*Work required*.
Reproduce all of the data word for word.

[Records from a dataset]
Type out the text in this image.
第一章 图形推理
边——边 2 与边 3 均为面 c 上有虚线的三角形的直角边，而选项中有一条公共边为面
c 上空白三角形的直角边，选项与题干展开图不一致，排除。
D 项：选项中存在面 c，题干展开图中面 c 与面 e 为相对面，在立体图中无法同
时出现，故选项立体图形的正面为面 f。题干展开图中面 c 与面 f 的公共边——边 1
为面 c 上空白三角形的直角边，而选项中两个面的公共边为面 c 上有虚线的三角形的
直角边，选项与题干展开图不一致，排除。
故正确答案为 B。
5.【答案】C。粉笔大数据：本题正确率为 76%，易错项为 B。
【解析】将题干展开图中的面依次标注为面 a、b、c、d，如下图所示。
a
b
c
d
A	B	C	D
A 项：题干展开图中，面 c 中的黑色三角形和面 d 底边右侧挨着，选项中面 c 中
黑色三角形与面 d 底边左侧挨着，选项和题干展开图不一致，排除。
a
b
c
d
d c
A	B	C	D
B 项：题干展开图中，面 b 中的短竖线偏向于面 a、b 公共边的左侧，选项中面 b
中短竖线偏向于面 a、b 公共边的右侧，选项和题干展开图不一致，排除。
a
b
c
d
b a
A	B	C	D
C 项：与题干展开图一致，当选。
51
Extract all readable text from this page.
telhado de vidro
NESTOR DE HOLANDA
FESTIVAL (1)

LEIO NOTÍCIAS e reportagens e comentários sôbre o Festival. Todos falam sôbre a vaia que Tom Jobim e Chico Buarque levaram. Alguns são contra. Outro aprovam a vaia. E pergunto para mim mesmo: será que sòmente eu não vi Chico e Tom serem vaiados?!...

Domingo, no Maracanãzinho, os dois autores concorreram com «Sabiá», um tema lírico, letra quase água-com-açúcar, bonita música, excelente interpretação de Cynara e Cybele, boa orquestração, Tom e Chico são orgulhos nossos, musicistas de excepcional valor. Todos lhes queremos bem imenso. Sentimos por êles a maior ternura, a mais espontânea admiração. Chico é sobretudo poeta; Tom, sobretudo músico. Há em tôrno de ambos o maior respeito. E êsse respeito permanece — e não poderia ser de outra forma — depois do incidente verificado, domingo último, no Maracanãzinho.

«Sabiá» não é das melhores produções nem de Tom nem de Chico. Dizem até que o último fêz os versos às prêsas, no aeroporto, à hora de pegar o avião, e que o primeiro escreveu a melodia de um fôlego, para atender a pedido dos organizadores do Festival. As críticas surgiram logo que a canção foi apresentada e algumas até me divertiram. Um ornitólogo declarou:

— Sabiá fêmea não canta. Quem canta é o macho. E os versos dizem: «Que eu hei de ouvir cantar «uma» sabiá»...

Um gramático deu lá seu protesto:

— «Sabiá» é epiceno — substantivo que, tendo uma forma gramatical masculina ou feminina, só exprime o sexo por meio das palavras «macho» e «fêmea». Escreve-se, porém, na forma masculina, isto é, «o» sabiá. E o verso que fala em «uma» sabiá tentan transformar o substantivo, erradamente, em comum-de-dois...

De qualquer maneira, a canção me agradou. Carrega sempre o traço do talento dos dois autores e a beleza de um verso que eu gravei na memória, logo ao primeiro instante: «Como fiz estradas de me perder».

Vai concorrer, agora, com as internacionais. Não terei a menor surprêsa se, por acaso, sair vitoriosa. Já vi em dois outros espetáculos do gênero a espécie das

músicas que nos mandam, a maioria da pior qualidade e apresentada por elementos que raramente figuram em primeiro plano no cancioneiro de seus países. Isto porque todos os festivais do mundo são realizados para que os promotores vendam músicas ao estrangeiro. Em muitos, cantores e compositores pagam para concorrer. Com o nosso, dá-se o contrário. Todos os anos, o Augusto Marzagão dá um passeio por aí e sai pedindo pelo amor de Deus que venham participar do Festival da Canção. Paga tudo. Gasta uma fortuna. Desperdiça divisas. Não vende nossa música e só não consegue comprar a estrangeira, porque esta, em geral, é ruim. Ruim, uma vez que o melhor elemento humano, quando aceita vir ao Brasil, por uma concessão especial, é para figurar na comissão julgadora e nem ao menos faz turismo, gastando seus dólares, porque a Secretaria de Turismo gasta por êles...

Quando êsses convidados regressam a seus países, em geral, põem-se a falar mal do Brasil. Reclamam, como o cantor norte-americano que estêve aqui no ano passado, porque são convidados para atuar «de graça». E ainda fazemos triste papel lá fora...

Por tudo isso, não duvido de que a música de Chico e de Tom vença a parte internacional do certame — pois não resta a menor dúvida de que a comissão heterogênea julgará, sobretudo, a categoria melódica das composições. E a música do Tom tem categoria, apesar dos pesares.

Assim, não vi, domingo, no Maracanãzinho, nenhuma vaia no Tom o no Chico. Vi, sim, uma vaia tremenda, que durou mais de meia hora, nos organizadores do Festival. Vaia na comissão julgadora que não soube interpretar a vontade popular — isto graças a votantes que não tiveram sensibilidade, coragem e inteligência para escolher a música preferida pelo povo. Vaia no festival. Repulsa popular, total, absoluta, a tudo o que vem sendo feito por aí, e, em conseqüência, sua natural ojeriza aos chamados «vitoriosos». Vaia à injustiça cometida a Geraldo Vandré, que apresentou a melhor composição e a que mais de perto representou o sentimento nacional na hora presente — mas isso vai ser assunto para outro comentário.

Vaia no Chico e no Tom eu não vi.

*Output of the exercise*.
Type out the text in this image.
第一章 图形推理
边——边 2 与边 3 均为面 c 上有虚线的三角形的直角边，而选项中有一条公共边为面
c 上空白三角形的直角边，选项与题干展开图不一致，排除。
D 项：选项中存在面 c，题干展开图中面 c 与面 e 为相对面，在立体图中无法同
时出现，故选项立体图形的正面为面 f。题干展开图中面 c 与面 f 的公共边——边 1
为面 c 上空白三角形的直角边，而选项中两个面的公共边为面 c 上有虚线的三角形的
直角边，选项与题干展开图不一致，排除。
故正确答案为 B。
5.【答案】C。粉笔大数据：本题正确率为 76%，易错项为 B。
【解析】将题干展开图中的面依次标注为面 a、b、c、d，如下图所示。
a
b
c
d
A	B	C	D
A 项：题干展开图中，面 c 中的黑色三角形和面 d 底边右侧挨着，选项中面 c 中
黑色三角形与面 d 底边左侧挨着，选项和题干展开图不一致，排除。
a
b
c
d
d c
A	B	C	D
B 项：题干展开图中，面 b 中的短竖线偏向于面 a、b 公共边的左侧，选项中面 b
中短竖线偏向于面 a、b 公共边的右侧，选项和题干展开图不一致，排除。
a
b
c
d
b a
A	B	C	D
C 项：与题干展开图一致，当选。
51
Extract all readable text from this page.
telhado de vidro
NESTOR DE HOLANDA
FESTIVAL (1)

LEIO NOTÍCIAS e reportagens e comentários sôbre o Festival. Todos falam sôbre a vaia que Tom Jobim e Chico Buarque levaram. Alguns são contra. Outro aprovam a vaia. E pergunto para mim mesmo: será que sòmente eu não vi Chico e Tom serem vaiados?!...

Domingo, no Maracanãzinho, os dois autores concorreram com «Sabiá», um tema lírico, letra quase água-com-açúcar, bonita música, excelente interpretação de Cynara e Cybele, boa orquestração, Tom e Chico são orgulhos nossos, musicistas de excepcional valor. Todos lhes queremos bem imenso. Sentimos por êles a maior ternura, a mais espontânea admiração. Chico é sobretudo poeta; Tom, sobretudo músico. Há em tôrno de ambos o maior respeito. E êsse respeito permanece — e não poderia ser de outra forma — depois do incidente verificado, domingo último, no Maracanãzinho.

«Sabiá» não é das melhores produções nem de Tom nem de Chico. Dizem até que o último fêz os versos às prêsas, no aeroporto, à hora de pegar o avião, e que o primeiro escreveu a melodia de um fôlego, para atender a pedido dos organizadores do Festival. As críticas surgiram logo que a canção foi apresentada e algumas até me divertiram. Um ornitólogo declarou:

— Sabiá fêmea não canta. Quem canta é o macho. E os versos dizem: «Que eu hei de ouvir cantar «uma» sabiá»...

Um gramático deu lá seu protesto:

— «Sabiá» é epiceno — substantivo que, tendo uma forma gramatical masculina ou feminina, só exprime o sexo por meio das palavras «macho» e «fêmea». Escreve-se, porém, na forma masculina, isto é, «o» sabiá. E o verso que fala em «uma» sabiá tentan transformar o substantivo, erradamente, em comum-de-dois...

De qualquer maneira, a canção me agradou. Carrega sempre o traço do talento dos dois autores e a beleza de um verso que eu gravei na memória, logo ao primeiro instante: «Como fiz estradas de me perder».

Vai concorrer, agora, com as internacionais. Não terei a menor surprêsa se, por acaso, sair vitoriosa. Já vi em dois outros espetáculos do gênero a espécie das

músicas que nos mandam, a maioria da pior qualidade e apresentada por elementos que raramente figuram em primeiro plano no cancioneiro de seus países. Isto porque todos os festivais do mundo são realizados para que os promotores vendam músicas ao estrangeiro. Em muitos, cantores e compositores pagam para concorrer. Com o nosso, dá-se o contrário. Todos os anos, o Augusto Marzagão dá um passeio por aí e sai pedindo pelo amor de Deus que venham participar do Festival da Canção. Paga tudo. Gasta uma fortuna. Desperdiça divisas. Não vende nossa música e só não consegue comprar a estrangeira, porque esta, em geral, é ruim. Ruim, uma vez que o melhor elemento humano, quando aceita vir ao Brasil, por uma concessão especial, é para figurar na comissão julgadora e nem ao menos faz turismo, gastando seus dólares, porque a Secretaria de Turismo gasta por êles...

Quando êsses convidados regressam a seus países, em geral, põem-se a falar mal do Brasil. Reclamam, como o cantor norte-americano que estêve aqui no ano passado, porque são convidados para atuar «de graça». E ainda fazemos triste papel lá fora...

Por tudo isso, não duvido de que a música de Chico e de Tom vença a parte internacional do certame — pois não resta a menor dúvida de que a comissão heterogênea julgará, sobretudo, a categoria melódica das composições. E a música do Tom tem categoria, apesar dos pesares.

Assim, não vi, domingo, no Maracanãzinho, nenhuma vaia no Tom o no Chico. Vi, sim, uma vaia tremenda, que durou mais de meia hora, nos organizadores do Festival. Vaia na comissão julgadora que não soube interpretar a vontade popular — isto graças a votantes que não tiveram sensibilidade, coragem e inteligência para escolher a música preferida pelo povo. Vaia no festival. Repulsa popular, total, absoluta, a tudo o que vem sendo feito por aí, e, em conseqüência, sua natural ojeriza aos chamados «vitoriosos». Vaia à injustiça cometida a Geraldo Vandré, que apresentou a melhor composição e a que mais de perto representou o sentimento nacional na hora presente — mas isso vai ser assunto para outro comentário.

Vaia no Chico e no Tom eu não vi.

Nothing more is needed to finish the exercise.